What is required
Below are some entries. Copy each line that holds the string "soins".
#####
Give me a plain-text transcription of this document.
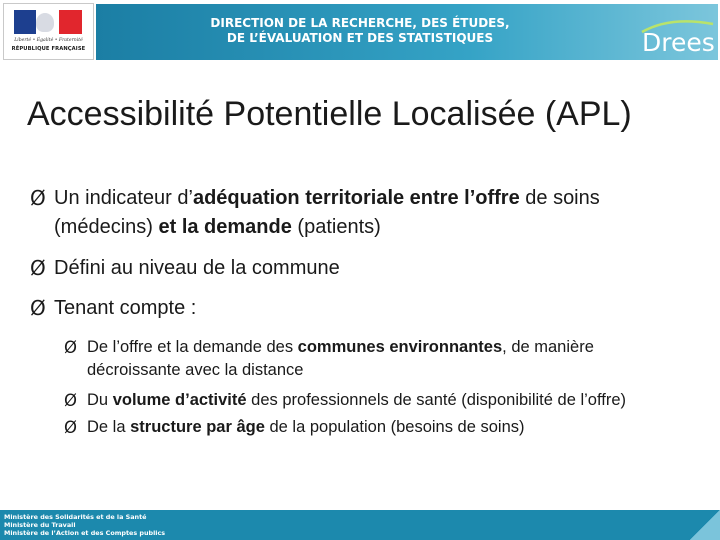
Liberté • Égalité • Fraternité
RÉPUBLIQUE FRANÇAISE
DIRECTION DE LA RECHERCHE, DES ÉTUDES,
DE L’ÉVALUATION ET DES STATISTIQUES	Drees
Accessibilité Potentielle Localisée (APL)
Ø Un indicateur d’adéquation territoriale entre l’offre de soins
(médecins) et la demande (patients)
Ø Défini au niveau de la commune
Ø Tenant compte :
Ø De l’offre et la demande des communes environnantes, de manière
décroissante avec la distance
Ø Du volume d’activité des professionnels de santé (disponibilité de l’offre)
Ø De la structure par âge de la population (besoins de soins)
Ministère des Solidarités et de la Santé
Ministère du Travail
Ministère de l’Action et des Comptes publics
#####
Response to this task
Ø Un indicateur d’adéquation territoriale entre l’offre de soins
Ø De la structure par âge de la population (besoins de soins)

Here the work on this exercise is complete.